Data.
____________________

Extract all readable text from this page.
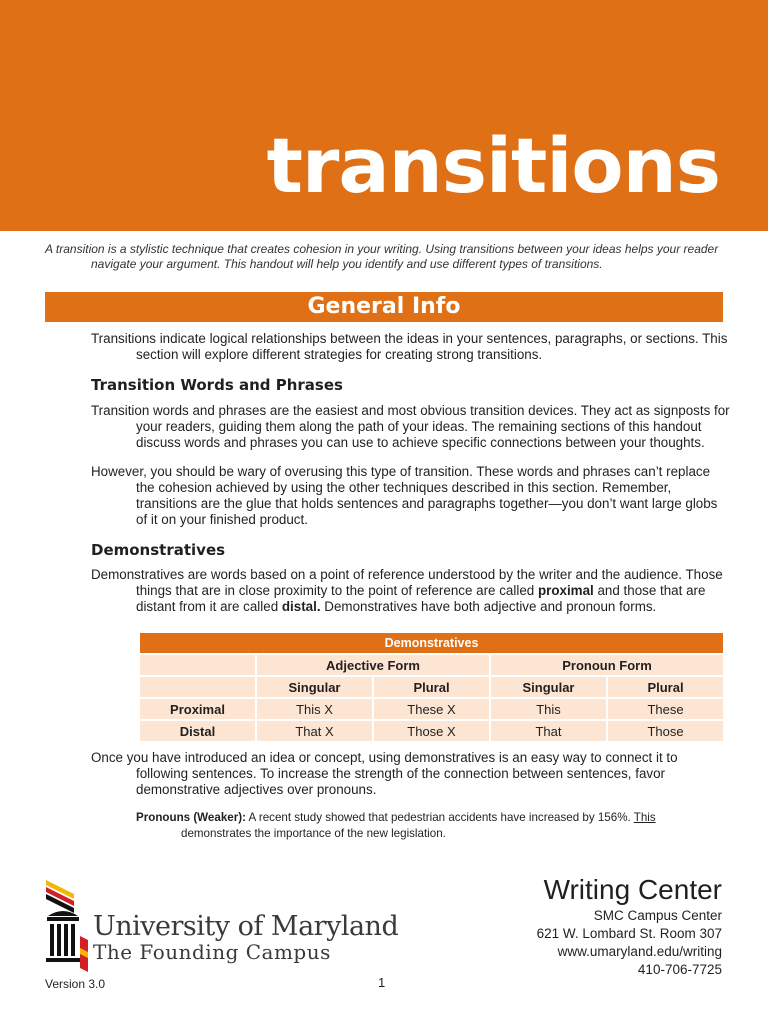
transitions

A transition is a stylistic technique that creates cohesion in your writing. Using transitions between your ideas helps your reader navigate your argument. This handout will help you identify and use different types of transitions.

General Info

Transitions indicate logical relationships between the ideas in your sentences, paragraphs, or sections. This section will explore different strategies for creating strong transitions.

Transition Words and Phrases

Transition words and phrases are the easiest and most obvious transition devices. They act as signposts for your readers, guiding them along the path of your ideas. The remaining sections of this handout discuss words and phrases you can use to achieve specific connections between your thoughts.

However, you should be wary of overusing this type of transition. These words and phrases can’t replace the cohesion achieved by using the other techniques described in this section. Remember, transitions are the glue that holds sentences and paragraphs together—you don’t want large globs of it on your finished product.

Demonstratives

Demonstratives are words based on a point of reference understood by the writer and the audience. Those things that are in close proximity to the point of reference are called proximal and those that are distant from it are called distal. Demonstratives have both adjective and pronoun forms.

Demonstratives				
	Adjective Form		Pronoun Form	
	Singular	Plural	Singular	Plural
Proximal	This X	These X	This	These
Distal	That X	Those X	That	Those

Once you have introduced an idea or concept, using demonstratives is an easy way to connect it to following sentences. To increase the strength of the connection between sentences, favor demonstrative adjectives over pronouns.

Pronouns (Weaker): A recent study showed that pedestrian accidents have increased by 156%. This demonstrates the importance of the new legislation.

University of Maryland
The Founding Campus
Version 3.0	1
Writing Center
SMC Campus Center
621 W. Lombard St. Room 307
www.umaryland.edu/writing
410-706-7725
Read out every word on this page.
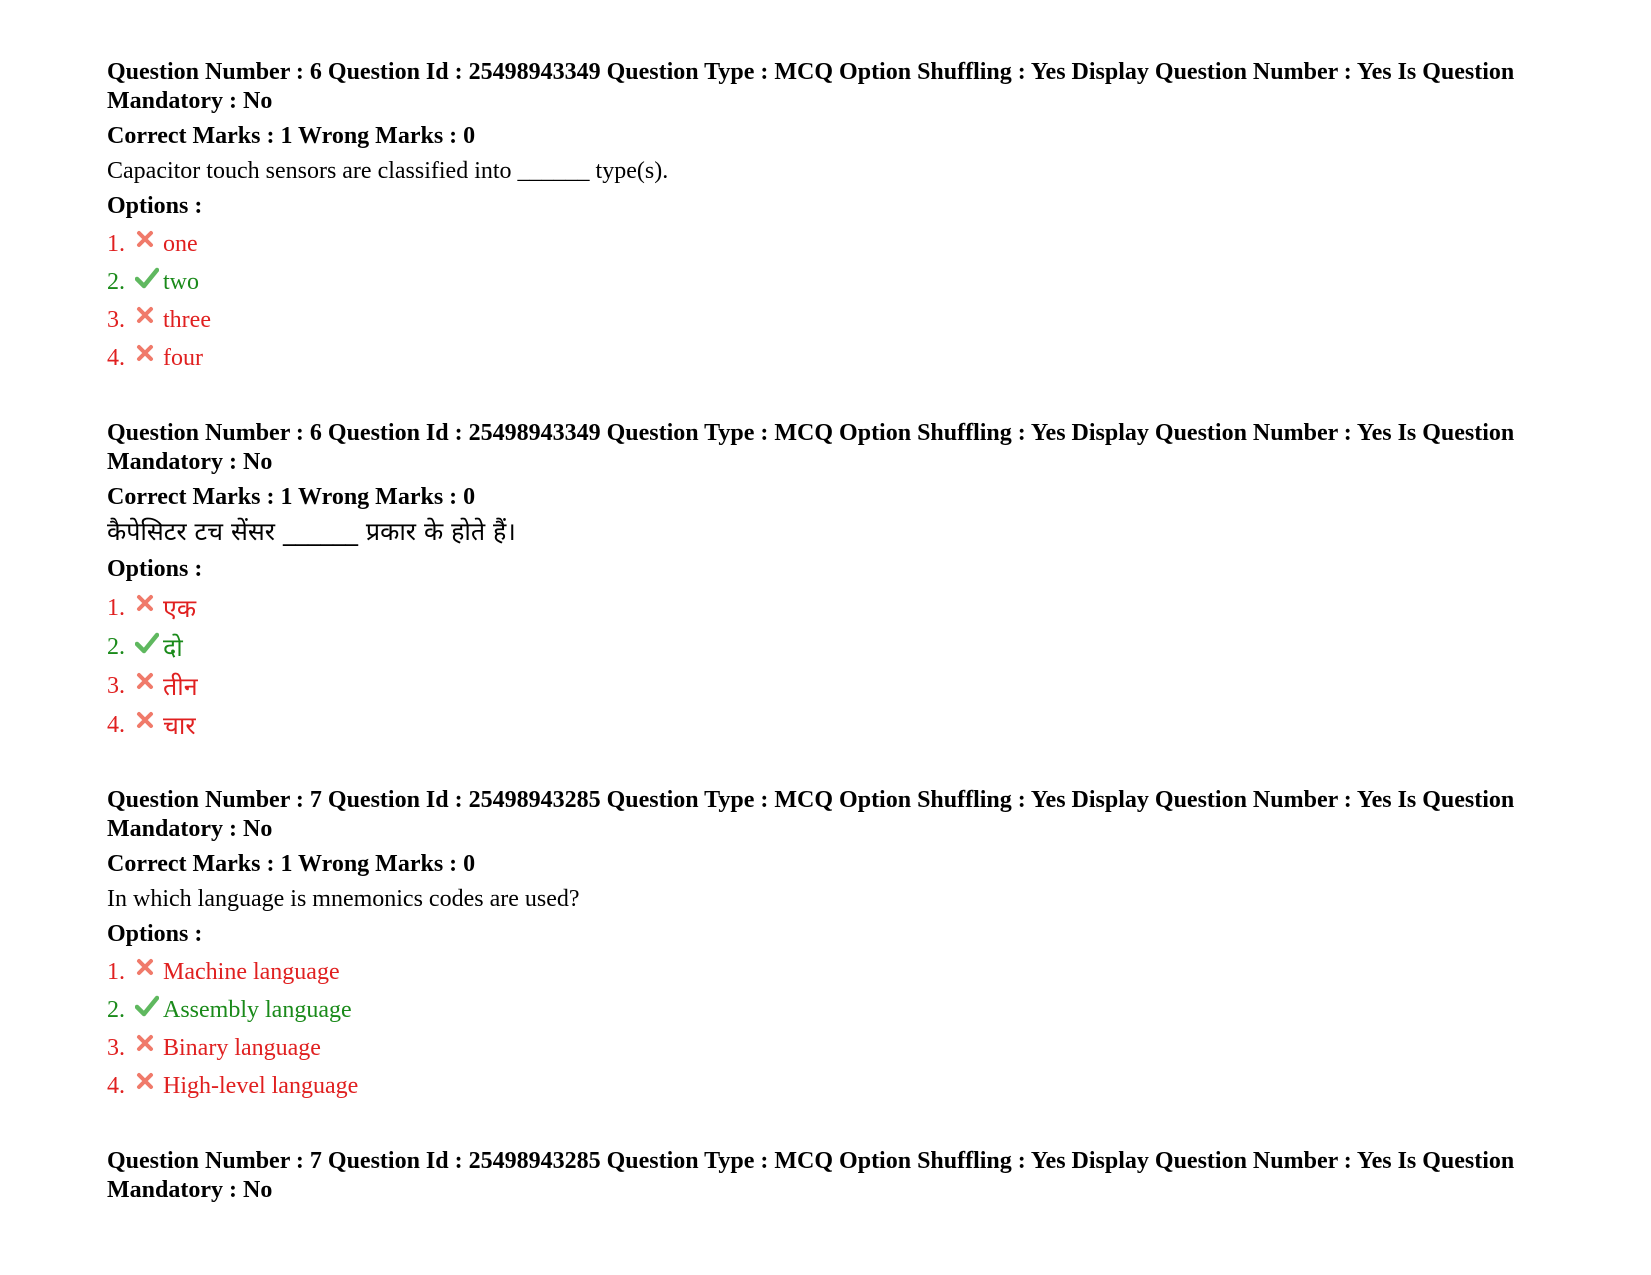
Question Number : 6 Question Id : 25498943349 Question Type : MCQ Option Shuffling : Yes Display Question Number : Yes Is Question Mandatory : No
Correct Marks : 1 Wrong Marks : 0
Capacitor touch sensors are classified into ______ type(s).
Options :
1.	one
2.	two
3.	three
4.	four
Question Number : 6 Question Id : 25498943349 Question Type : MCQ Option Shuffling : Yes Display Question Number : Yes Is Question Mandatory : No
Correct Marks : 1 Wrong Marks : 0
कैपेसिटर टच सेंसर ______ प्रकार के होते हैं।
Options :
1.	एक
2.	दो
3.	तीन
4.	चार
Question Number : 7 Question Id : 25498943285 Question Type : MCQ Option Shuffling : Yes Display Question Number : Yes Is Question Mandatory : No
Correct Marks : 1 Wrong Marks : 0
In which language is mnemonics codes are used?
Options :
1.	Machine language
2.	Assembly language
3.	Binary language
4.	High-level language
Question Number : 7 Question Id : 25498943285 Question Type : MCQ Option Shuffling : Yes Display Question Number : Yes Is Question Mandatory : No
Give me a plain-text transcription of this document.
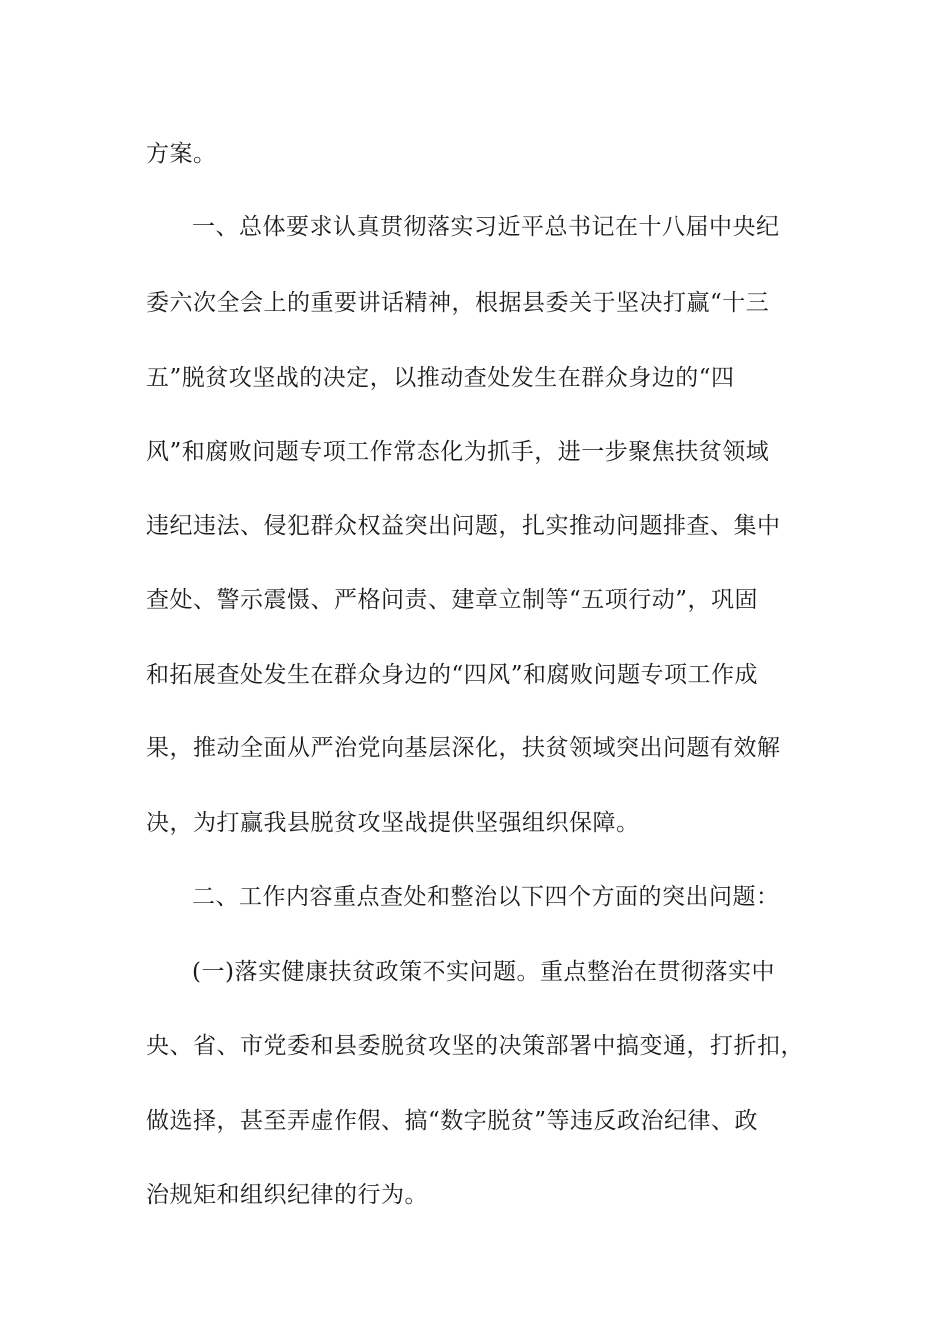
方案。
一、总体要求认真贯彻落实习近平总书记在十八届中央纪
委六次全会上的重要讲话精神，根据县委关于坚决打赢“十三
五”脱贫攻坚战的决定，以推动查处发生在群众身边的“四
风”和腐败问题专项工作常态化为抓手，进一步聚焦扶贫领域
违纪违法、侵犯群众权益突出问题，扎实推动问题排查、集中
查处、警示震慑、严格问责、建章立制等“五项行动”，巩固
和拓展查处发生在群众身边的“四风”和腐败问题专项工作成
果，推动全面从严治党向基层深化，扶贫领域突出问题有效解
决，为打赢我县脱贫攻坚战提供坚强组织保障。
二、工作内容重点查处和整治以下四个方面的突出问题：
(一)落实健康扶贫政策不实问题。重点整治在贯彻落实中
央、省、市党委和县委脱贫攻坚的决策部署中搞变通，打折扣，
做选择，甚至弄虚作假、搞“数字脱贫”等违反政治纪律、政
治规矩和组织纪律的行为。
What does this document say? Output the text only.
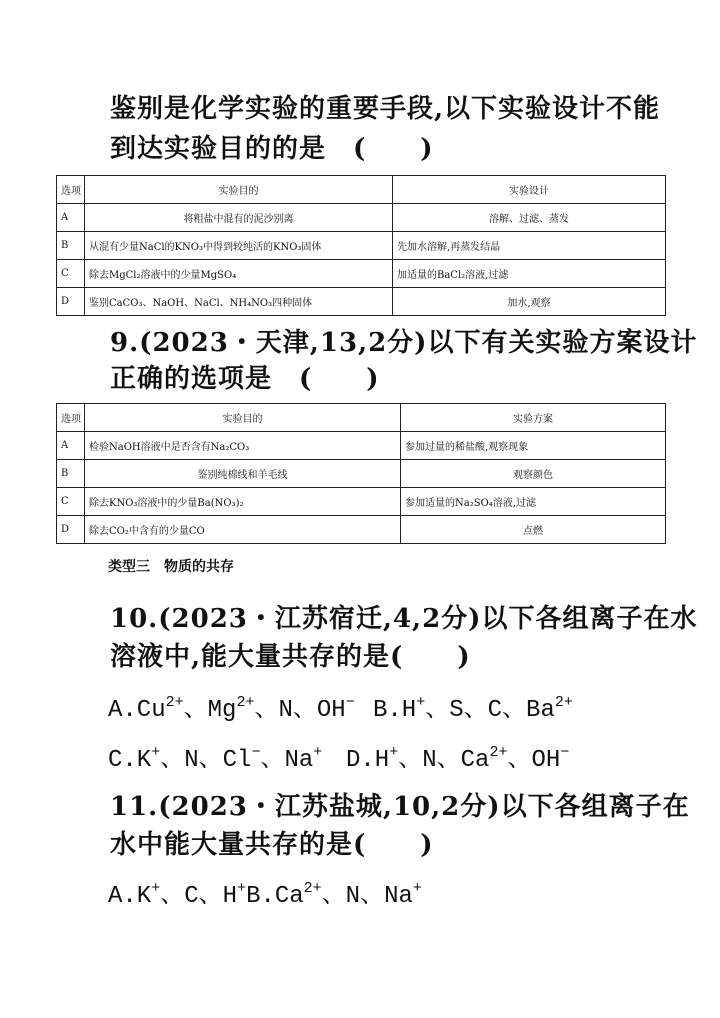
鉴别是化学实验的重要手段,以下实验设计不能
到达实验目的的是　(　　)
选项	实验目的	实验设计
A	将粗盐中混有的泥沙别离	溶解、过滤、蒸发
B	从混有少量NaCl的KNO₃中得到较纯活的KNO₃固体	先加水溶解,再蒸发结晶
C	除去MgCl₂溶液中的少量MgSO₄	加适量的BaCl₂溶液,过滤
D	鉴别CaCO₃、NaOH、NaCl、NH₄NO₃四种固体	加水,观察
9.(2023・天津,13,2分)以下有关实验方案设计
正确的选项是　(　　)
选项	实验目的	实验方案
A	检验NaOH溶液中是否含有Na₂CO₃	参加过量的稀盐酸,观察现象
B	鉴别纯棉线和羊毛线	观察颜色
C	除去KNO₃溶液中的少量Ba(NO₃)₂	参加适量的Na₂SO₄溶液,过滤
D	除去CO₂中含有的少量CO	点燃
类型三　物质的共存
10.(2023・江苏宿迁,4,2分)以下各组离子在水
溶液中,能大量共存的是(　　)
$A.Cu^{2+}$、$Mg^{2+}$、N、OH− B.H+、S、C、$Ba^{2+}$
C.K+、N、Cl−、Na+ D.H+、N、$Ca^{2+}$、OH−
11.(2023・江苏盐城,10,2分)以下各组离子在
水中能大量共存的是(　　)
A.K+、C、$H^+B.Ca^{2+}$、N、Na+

____________________

Directions for this task. In the listing above, find each line with the word "handout" and copy it.

Full response.
A transition is a stylistic technique that creates cohesion in your writing. Using transitions between your ideas helps your reader navigate your argument. This handout will help you identify and use different types of transitions.
Transition words and phrases are the easiest and most obvious transition devices. They act as signposts for your readers, guiding them along the path of your ideas. The remaining sections of this handout discuss words and phrases you can use to achieve specific connections between your thoughts.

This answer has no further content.